[START RECORDS]
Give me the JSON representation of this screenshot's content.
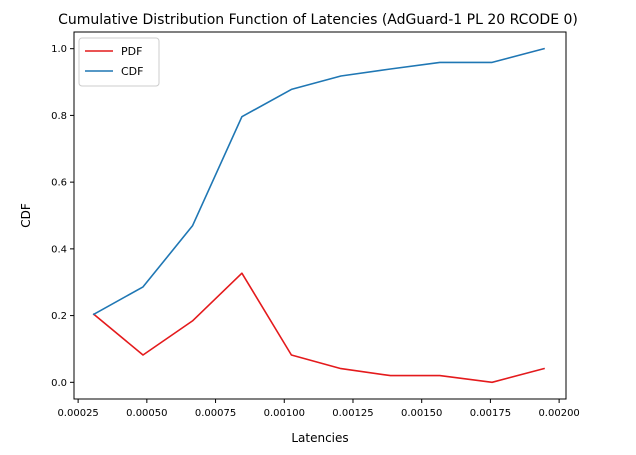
{
  "chart_data": {
    "type": "line",
    "title": "Cumulative Distribution Function of Latencies (AdGuard-1 PL 20 RCODE 0)",
    "xlabel": "Latencies",
    "ylabel": "CDF",
    "xlim": [
      0.000235,
      0.002025
    ],
    "ylim": [
      -0.05,
      1.05
    ],
    "x_ticks": [
      0.00025,
      0.0005,
      0.00075,
      0.001,
      0.00125,
      0.0015,
      0.00175,
      0.002
    ],
    "x_tick_labels": [
      "0.00025",
      "0.00050",
      "0.00075",
      "0.00100",
      "0.00125",
      "0.00150",
      "0.00175",
      "0.00200"
    ],
    "y_ticks": [
      0.0,
      0.2,
      0.4,
      0.6,
      0.8,
      1.0
    ],
    "y_tick_labels": [
      "0.0",
      "0.2",
      "0.4",
      "0.6",
      "0.8",
      "1.0"
    ],
    "x": [
      0.000307,
      0.000486,
      0.000666,
      0.000846,
      0.001026,
      0.001206,
      0.001386,
      0.001566,
      0.001756,
      0.001945
    ],
    "series": [
      {
        "name": "PDF",
        "color": "#e41a1c",
        "values": [
          0.204,
          0.082,
          0.184,
          0.327,
          0.082,
          0.041,
          0.02,
          0.02,
          0.0,
          0.041
        ]
      },
      {
        "name": "CDF",
        "color": "#1f77b4",
        "values": [
          0.204,
          0.286,
          0.469,
          0.796,
          0.878,
          0.918,
          0.939,
          0.959,
          0.959,
          1.0
        ]
      }
    ],
    "legend_position": "top-left",
    "grid": false
  }
}
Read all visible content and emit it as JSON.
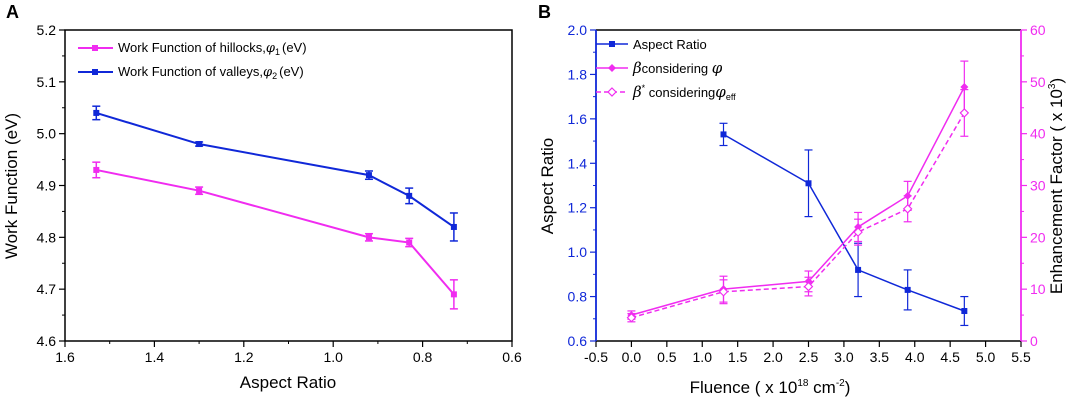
{
  "colors": {
    "magenta": "#f02cf0",
    "blue": "#1028d8",
    "axis": "#000000"
  },
  "chart_data": [
    {
      "panel": "A",
      "type": "line",
      "xlabel": "Aspect Ratio",
      "ylabel": "Work Function (eV)",
      "xlim": [
        1.6,
        0.6
      ],
      "ylim": [
        4.6,
        5.2
      ],
      "x_ticks": [
        "1.6",
        "1.4",
        "1.2",
        "1.0",
        "0.8",
        "0.6"
      ],
      "y_ticks": [
        "4.6",
        "4.7",
        "4.8",
        "4.9",
        "5.0",
        "5.1",
        "5.2"
      ],
      "series": [
        {
          "name": "Work Function of hillocks,",
          "symbol": "φ",
          "sub": "1",
          "unit": "(eV)",
          "color": "#f02cf0",
          "x": [
            1.53,
            1.3,
            0.92,
            0.83,
            0.73
          ],
          "y": [
            4.93,
            4.89,
            4.8,
            4.79,
            4.69
          ],
          "err": [
            0.015,
            0.007,
            0.007,
            0.008,
            0.028
          ]
        },
        {
          "name": "Work Function of valleys,",
          "symbol": "φ",
          "sub": "2",
          "unit": "(eV)",
          "color": "#1028d8",
          "x": [
            1.53,
            1.3,
            0.92,
            0.83,
            0.73
          ],
          "y": [
            5.04,
            4.98,
            4.92,
            4.88,
            4.82
          ],
          "err": [
            0.013,
            0.004,
            0.008,
            0.015,
            0.027
          ]
        }
      ]
    },
    {
      "panel": "B",
      "type": "line",
      "xlabel_main": "Fluence ( x 10",
      "xlabel_exp": "18",
      "xlabel_unit": " cm",
      "xlabel_unit_exp": "-2",
      "xlabel_end": ")",
      "ylabel_left": "Aspect Ratio",
      "ylabel_right_main": "Enhancement Factor ( x 10",
      "ylabel_right_exp": "3",
      "ylabel_right_end": ")",
      "xlim": [
        -0.5,
        5.5
      ],
      "ylim_left": [
        0.6,
        2.0
      ],
      "ylim_right": [
        0,
        60
      ],
      "x_ticks": [
        "-0.5",
        "0.0",
        "0.5",
        "1.0",
        "1.5",
        "2.0",
        "2.5",
        "3.0",
        "3.5",
        "4.0",
        "4.5",
        "5.0",
        "5.5"
      ],
      "y_left_ticks": [
        "0.6",
        "0.8",
        "1.0",
        "1.2",
        "1.4",
        "1.6",
        "1.8",
        "2.0"
      ],
      "y_right_ticks": [
        "0",
        "10",
        "20",
        "30",
        "40",
        "50",
        "60"
      ],
      "series": [
        {
          "name": "Aspect Ratio",
          "axis": "left",
          "style": "solid",
          "color": "#1028d8",
          "x": [
            1.3,
            2.5,
            3.2,
            3.9,
            4.7
          ],
          "y": [
            1.53,
            1.31,
            0.92,
            0.83,
            0.735
          ],
          "err": [
            0.05,
            0.15,
            0.12,
            0.09,
            0.065
          ]
        },
        {
          "name": "β considering φ",
          "label_prefix": "β",
          "label_mid": "considering ",
          "label_sym": "φ",
          "axis": "right",
          "style": "solid",
          "color": "#f02cf0",
          "x": [
            0.0,
            1.3,
            2.5,
            3.2,
            3.9,
            4.7
          ],
          "y": [
            5.0,
            10.0,
            11.5,
            22.0,
            28.0,
            49.0
          ],
          "err": [
            0.8,
            2.5,
            2.0,
            2.8,
            2.8,
            5.0
          ]
        },
        {
          "name": "β* considering φeff",
          "label_prefix": "β",
          "label_sup": "*",
          "label_mid": " considering",
          "label_sym": "φ",
          "label_sub": "eff",
          "axis": "right",
          "style": "dashed",
          "color": "#f02cf0",
          "x": [
            0.0,
            1.3,
            2.5,
            3.2,
            3.9,
            4.7
          ],
          "y": [
            4.5,
            9.5,
            10.5,
            21.0,
            25.5,
            44.0
          ],
          "err": [
            0.8,
            2.3,
            1.8,
            2.5,
            2.5,
            4.5
          ]
        }
      ]
    }
  ]
}
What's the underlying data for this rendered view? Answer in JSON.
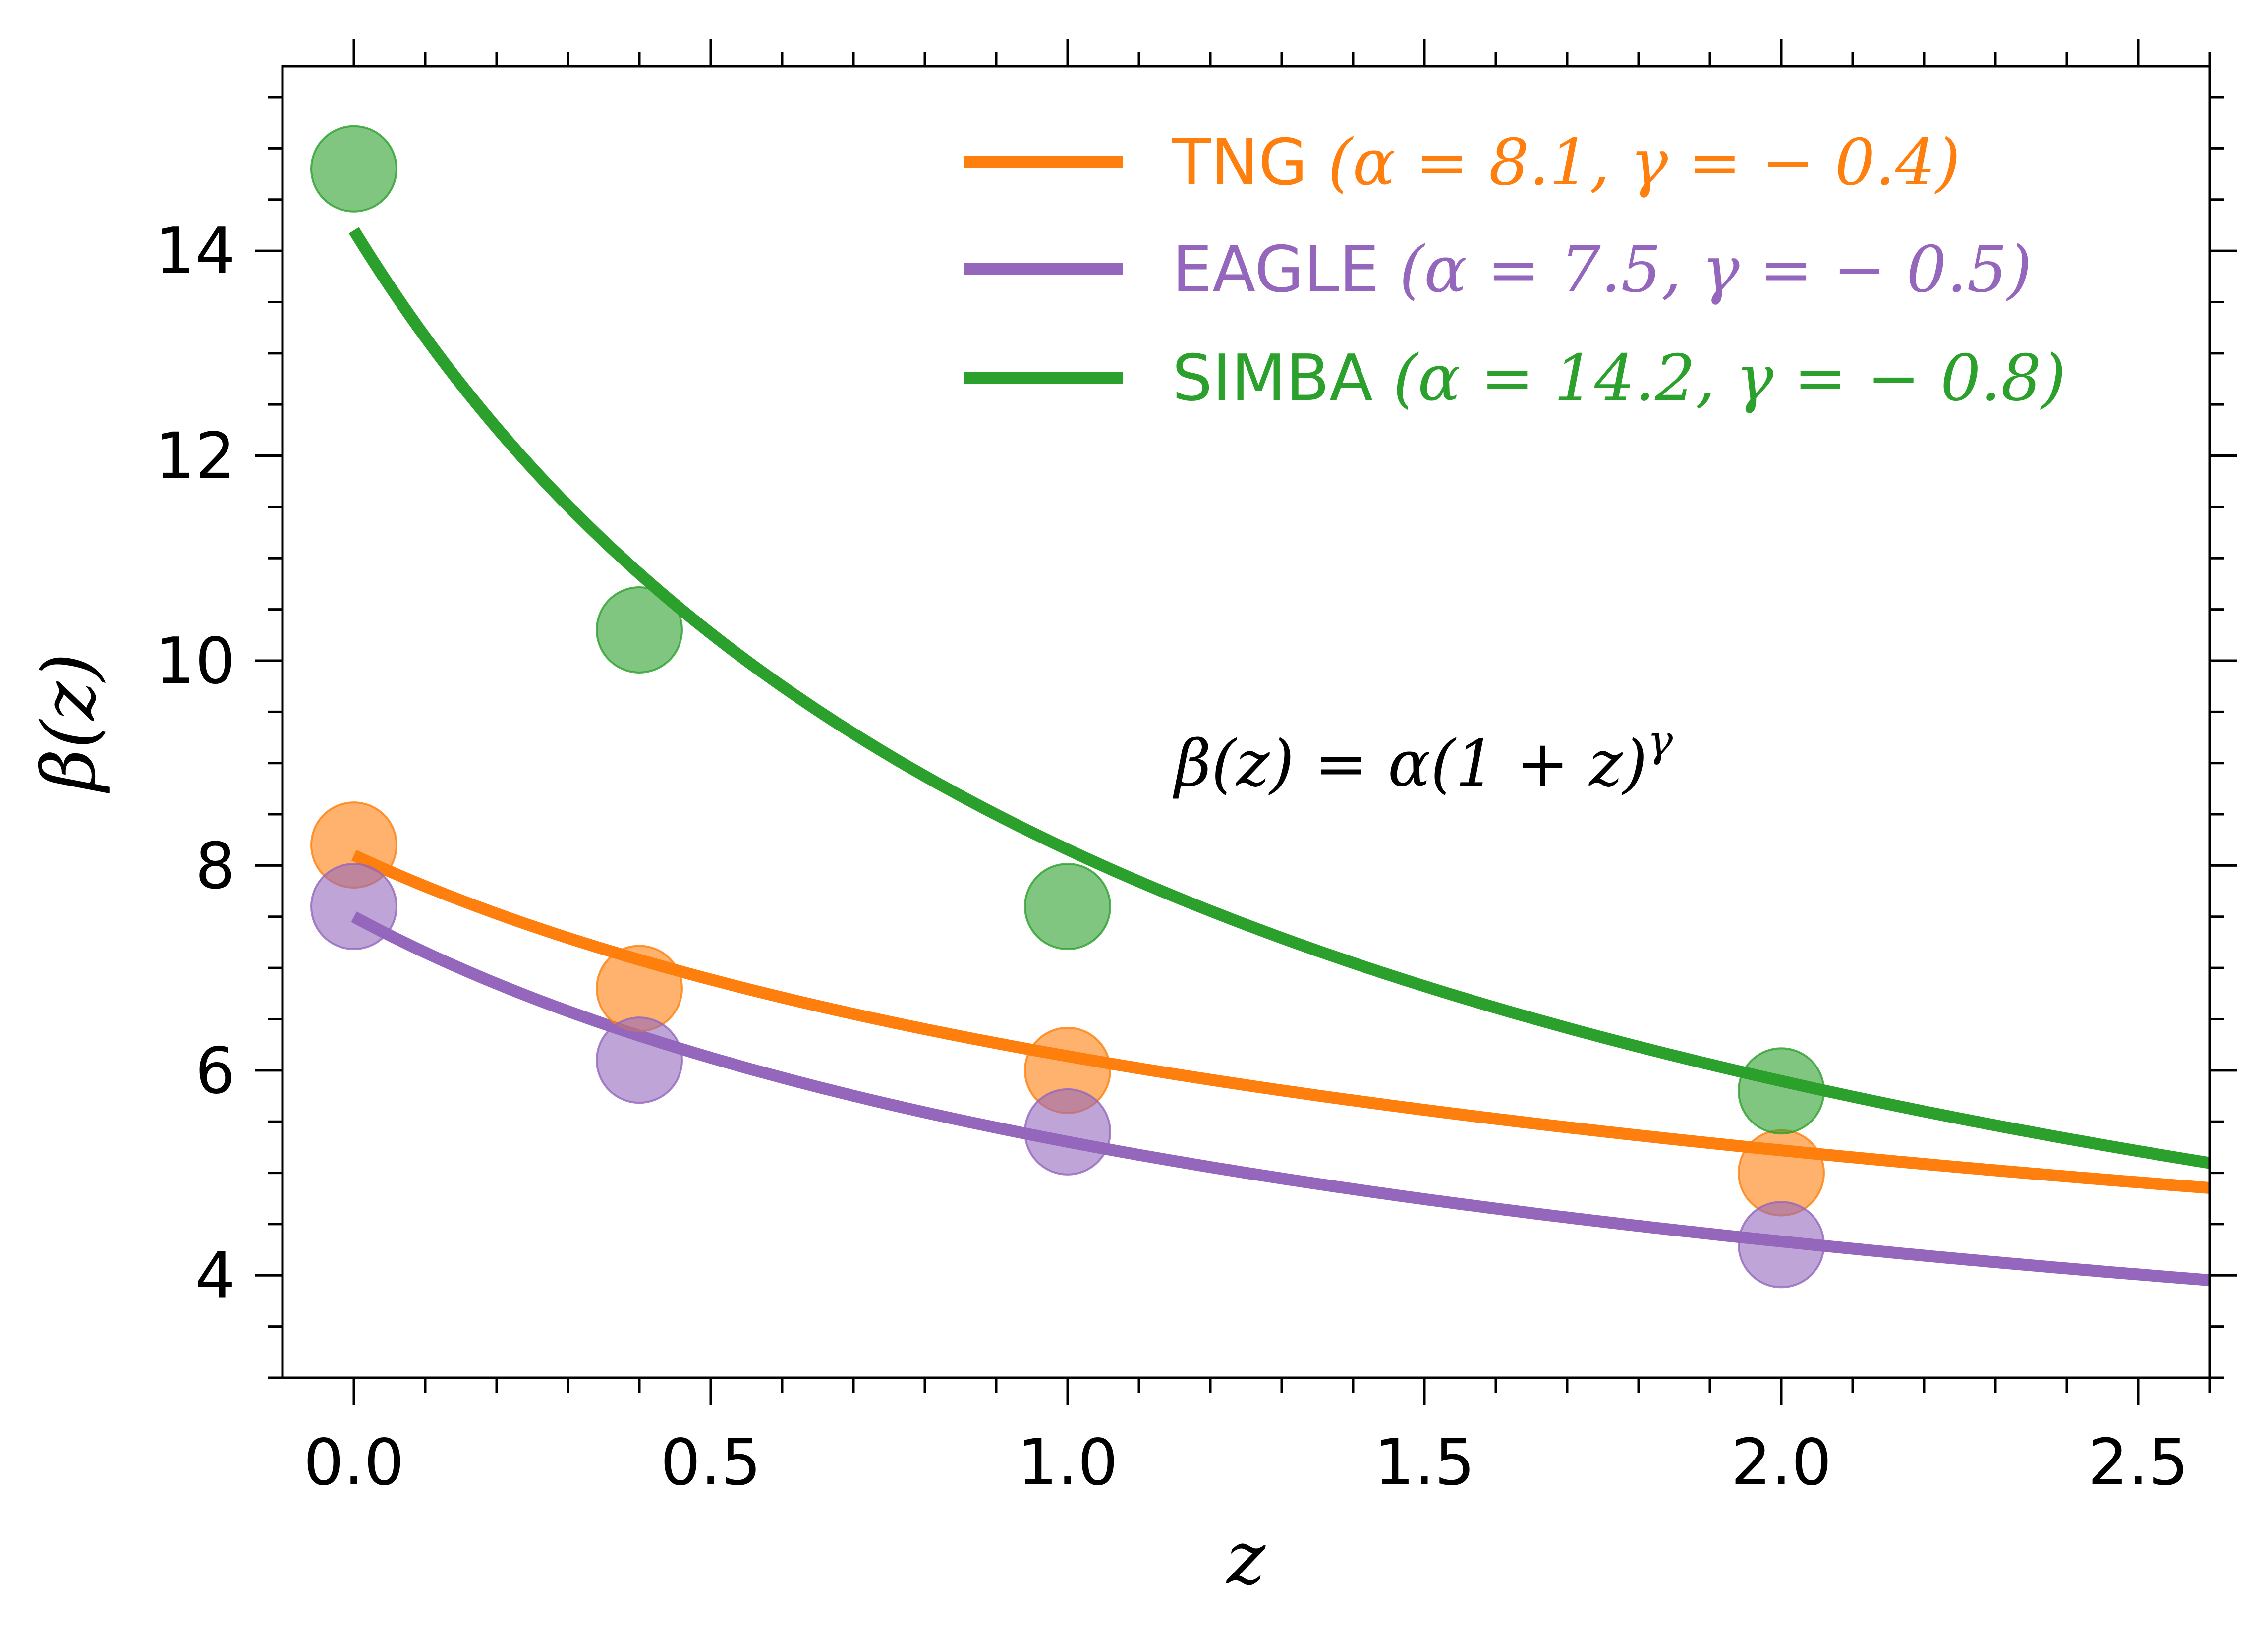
{
  "chart_data": {
    "type": "scatter",
    "xlabel": "z",
    "ylabel": "β(z)",
    "xlim": [
      -0.1,
      2.6
    ],
    "ylim": [
      3.0,
      15.8
    ],
    "x_ticks": [
      0.0,
      0.5,
      1.0,
      1.5,
      2.0,
      2.5
    ],
    "x_tick_labels": [
      "0.0",
      "0.5",
      "1.0",
      "1.5",
      "2.0",
      "2.5"
    ],
    "y_ticks": [
      4,
      6,
      8,
      10,
      12,
      14
    ],
    "y_tick_labels": [
      "4",
      "6",
      "8",
      "10",
      "12",
      "14"
    ],
    "x_minor_step": 0.1,
    "y_minor_step": 0.5,
    "annotation": "β(z) = α(1 + z)^γ",
    "annotation_parts": {
      "base": "β(z) = α(1 + z)",
      "exponent": "γ"
    },
    "legend_position": "top-right",
    "series": [
      {
        "name": "TNG (α = 8.1, γ = − 0.4)",
        "label_parts": {
          "name": "TNG",
          "params": "(α = 8.1, γ = − 0.4)"
        },
        "color": "#ff7f0e",
        "alpha": 8.1,
        "gamma": -0.4,
        "points": [
          [
            0.0,
            8.2
          ],
          [
            0.4,
            6.8
          ],
          [
            1.0,
            6.0
          ],
          [
            2.0,
            5.0
          ]
        ]
      },
      {
        "name": "EAGLE (α = 7.5, γ = − 0.5)",
        "label_parts": {
          "name": "EAGLE",
          "params": "(α = 7.5, γ = − 0.5)"
        },
        "color": "#9467bd",
        "alpha": 7.5,
        "gamma": -0.5,
        "points": [
          [
            0.0,
            7.6
          ],
          [
            0.4,
            6.1
          ],
          [
            1.0,
            5.4
          ],
          [
            2.0,
            4.3
          ]
        ]
      },
      {
        "name": "SIMBA (α = 14.2, γ = − 0.8)",
        "label_parts": {
          "name": "SIMBA",
          "params": "(α = 14.2, γ = − 0.8)"
        },
        "color": "#2ca02c",
        "alpha": 14.2,
        "gamma": -0.8,
        "points": [
          [
            0.0,
            14.8
          ],
          [
            0.4,
            10.3
          ],
          [
            1.0,
            7.6
          ],
          [
            2.0,
            5.8
          ]
        ]
      }
    ]
  }
}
[END RECORDS]
=== PROMPT ===
Looking at the entries above, how many lines contain the word "params"? Answer with the number alone.

=== COMPLETED TASK ===
3